◆ Task ◆
Search the material for the string "group" and copy each line where it occurs.

A run of records

========

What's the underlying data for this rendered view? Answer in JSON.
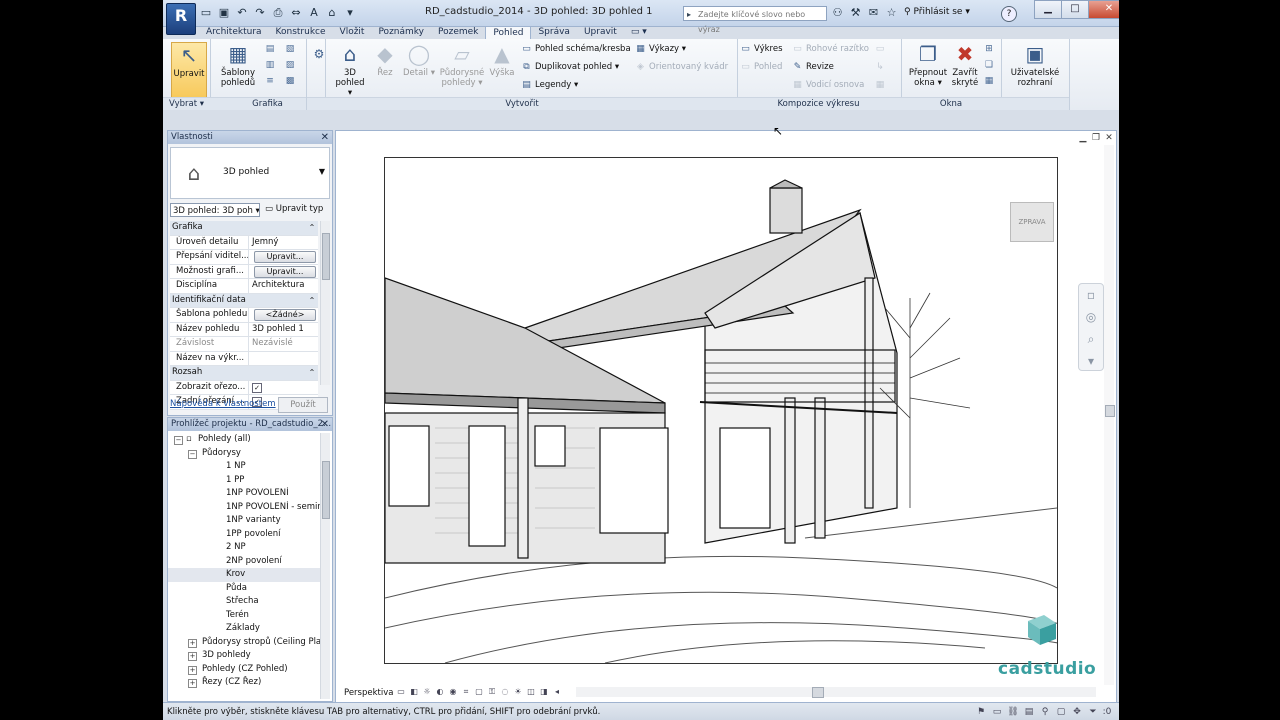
{
  "titlebar": {
    "app_menu": "R",
    "title": "RD_cadstudio_2014 - 3D pohled: 3D pohled 1",
    "search_placeholder": "Zadejte klíčové slovo nebo výraz",
    "signin": "Přihlásit se",
    "help": "?"
  },
  "tabs": [
    "Architektura",
    "Konstrukce",
    "Vložit",
    "Poznámky",
    "Pozemek",
    "Pohled",
    "Správa",
    "Upravit"
  ],
  "ribbon": {
    "select": {
      "upravit": "Upravit",
      "label": "Vybrat"
    },
    "grafika": {
      "sablony": [
        "Šablony",
        "pohledů"
      ],
      "label": "Grafika"
    },
    "vytvorit": {
      "pohled3d": [
        "3D",
        "pohled"
      ],
      "rez": "Řez",
      "detail": "Detail",
      "pudorysne": [
        "Půdorysné",
        "pohledy"
      ],
      "vyska": "Výška",
      "schema": "Pohled schéma/kresba",
      "duplikovat": "Duplikovat pohled",
      "legendy": "Legendy",
      "vykazy": "Výkazy",
      "orientovany": "Orientovaný kvádr",
      "label": "Vytvořit"
    },
    "kompozice": {
      "vykres": "Výkres",
      "pohled": "Pohled",
      "rohove": "Rohové razítko",
      "revize": "Revize",
      "vodici": "Vodicí osnova",
      "label": "Kompozice výkresu"
    },
    "okna": {
      "prepnout": [
        "Přepnout",
        "okna"
      ],
      "zavrit": [
        "Zavřít",
        "skryté"
      ],
      "uzivatelske": [
        "Uživatelské",
        "rozhraní"
      ],
      "label": "Okna"
    }
  },
  "properties": {
    "title": "Vlastnosti",
    "type_name": "3D pohled",
    "type_selector": "3D pohled: 3D poh",
    "edit_type": "Upravit typ",
    "rows": [
      {
        "group": "Grafika"
      },
      {
        "k": "Úroveň detailu",
        "v": "Jemný"
      },
      {
        "k": "Přepsání viditel...",
        "btn": "Upravit..."
      },
      {
        "k": "Možnosti grafi...",
        "btn": "Upravit..."
      },
      {
        "k": "Disciplína",
        "v": "Architektura"
      },
      {
        "group": "Identifikační data"
      },
      {
        "k": "Šablona pohledu",
        "btn": "<Žádné>"
      },
      {
        "k": "Název pohledu",
        "v": "3D pohled 1"
      },
      {
        "k": "Závislost",
        "v": "Nezávislé",
        "dim": true
      },
      {
        "k": "Název na výkr...",
        "v": ""
      },
      {
        "group": "Rozsah"
      },
      {
        "k": "Zobrazit ořezo...",
        "check": "✓"
      },
      {
        "k": "Zadní ořezání ...",
        "check": "✓"
      }
    ],
    "help_link": "Nápověda k vlastnostem",
    "apply": "Použít"
  },
  "browser": {
    "title": "Prohlížeč projektu - RD_cadstudio_2...",
    "items": [
      {
        "label": "Pohledy (all)",
        "level": 0,
        "pm": "−"
      },
      {
        "label": "Půdorysy",
        "level": 1,
        "pm": "−"
      },
      {
        "label": "1 NP",
        "level": 2
      },
      {
        "label": "1 PP",
        "level": 2
      },
      {
        "label": "1NP POVOLENÍ",
        "level": 2
      },
      {
        "label": "1NP POVOLENÍ - seminá",
        "level": 2
      },
      {
        "label": "1NP varianty",
        "level": 2
      },
      {
        "label": "1PP povolení",
        "level": 2
      },
      {
        "label": "2 NP",
        "level": 2
      },
      {
        "label": "2NP povolení",
        "level": 2
      },
      {
        "label": "Krov",
        "level": 2,
        "selected": true
      },
      {
        "label": "Půda",
        "level": 2
      },
      {
        "label": "Střecha",
        "level": 2
      },
      {
        "label": "Terén",
        "level": 2
      },
      {
        "label": "Základy",
        "level": 2
      },
      {
        "label": "Půdorysy stropů (Ceiling Plan",
        "level": 1,
        "pm": "+"
      },
      {
        "label": "3D pohledy",
        "level": 1,
        "pm": "+"
      },
      {
        "label": "Pohledy (CZ Pohled)",
        "level": 1,
        "pm": "+"
      },
      {
        "label": "Řezy (CZ Řez)",
        "level": 1,
        "pm": "+"
      }
    ]
  },
  "canvas": {
    "viewcube": "ZPRAVA",
    "viewbar_label": "Perspektiva",
    "brand": "cadstudio"
  },
  "status": {
    "text": "Klikněte pro výběr, stiskněte klávesu TAB pro alternativy, CTRL pro přidání, SHIFT pro odebrání prvků.",
    "filter_count": ":0"
  },
  "colors": {
    "accent": "#3a9fa0",
    "ribbon_sel": "#f7c95b"
  }
}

========

◆ Result ◆
        "group": "Grafika"
        "group": "Identifikační data"
        "group": "Rozsah"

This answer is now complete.